STATED EXERCISE: All lines featuring the string "title" are to be listed.

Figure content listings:
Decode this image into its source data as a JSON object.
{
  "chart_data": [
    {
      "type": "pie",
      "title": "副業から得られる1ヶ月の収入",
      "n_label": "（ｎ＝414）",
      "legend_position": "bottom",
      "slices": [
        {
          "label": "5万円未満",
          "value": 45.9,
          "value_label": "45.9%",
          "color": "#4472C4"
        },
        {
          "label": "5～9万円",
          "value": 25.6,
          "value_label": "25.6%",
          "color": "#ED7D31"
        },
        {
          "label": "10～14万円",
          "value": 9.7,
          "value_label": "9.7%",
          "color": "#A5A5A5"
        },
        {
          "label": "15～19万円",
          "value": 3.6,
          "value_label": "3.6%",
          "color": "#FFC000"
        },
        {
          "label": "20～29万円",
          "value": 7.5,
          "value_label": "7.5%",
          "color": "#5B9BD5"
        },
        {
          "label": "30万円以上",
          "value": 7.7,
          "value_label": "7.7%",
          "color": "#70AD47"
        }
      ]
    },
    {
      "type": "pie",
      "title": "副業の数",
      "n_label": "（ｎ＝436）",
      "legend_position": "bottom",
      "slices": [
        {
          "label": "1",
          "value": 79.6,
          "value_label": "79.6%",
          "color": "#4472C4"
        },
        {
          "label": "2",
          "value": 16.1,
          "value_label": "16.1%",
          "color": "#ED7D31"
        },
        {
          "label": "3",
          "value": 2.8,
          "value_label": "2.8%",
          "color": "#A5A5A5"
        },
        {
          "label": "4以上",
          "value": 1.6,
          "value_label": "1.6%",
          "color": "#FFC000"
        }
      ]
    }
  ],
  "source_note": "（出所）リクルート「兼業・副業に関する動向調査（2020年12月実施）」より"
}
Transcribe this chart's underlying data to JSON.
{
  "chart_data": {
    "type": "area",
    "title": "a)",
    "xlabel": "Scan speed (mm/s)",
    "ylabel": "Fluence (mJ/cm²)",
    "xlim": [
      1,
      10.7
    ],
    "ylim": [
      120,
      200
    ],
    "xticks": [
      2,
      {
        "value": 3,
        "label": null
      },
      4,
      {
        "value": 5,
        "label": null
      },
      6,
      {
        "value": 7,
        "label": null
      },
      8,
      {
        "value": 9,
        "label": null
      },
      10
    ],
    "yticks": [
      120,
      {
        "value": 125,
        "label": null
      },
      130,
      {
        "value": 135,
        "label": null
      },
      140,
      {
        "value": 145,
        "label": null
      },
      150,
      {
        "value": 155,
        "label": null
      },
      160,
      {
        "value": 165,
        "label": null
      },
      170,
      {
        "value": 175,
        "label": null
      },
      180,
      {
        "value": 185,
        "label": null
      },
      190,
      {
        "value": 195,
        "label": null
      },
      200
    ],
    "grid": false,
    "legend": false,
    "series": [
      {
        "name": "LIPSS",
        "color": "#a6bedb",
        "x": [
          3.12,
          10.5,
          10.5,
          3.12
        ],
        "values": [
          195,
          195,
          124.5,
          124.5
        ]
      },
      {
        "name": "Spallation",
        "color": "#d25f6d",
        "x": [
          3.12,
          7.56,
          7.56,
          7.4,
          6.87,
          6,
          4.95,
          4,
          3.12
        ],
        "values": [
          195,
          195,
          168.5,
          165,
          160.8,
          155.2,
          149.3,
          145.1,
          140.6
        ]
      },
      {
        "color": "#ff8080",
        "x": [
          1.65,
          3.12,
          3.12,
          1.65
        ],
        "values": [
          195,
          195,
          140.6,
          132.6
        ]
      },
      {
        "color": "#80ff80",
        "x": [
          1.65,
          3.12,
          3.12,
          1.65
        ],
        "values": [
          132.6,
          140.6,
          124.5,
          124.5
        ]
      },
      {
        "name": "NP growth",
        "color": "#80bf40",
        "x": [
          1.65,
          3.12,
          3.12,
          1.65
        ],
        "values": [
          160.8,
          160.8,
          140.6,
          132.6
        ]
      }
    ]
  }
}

EXERCISE SOLUTION:
      "title": "副業から得られる1ヶ月の収入",
      "title": "副業の数",
    "title": "a)",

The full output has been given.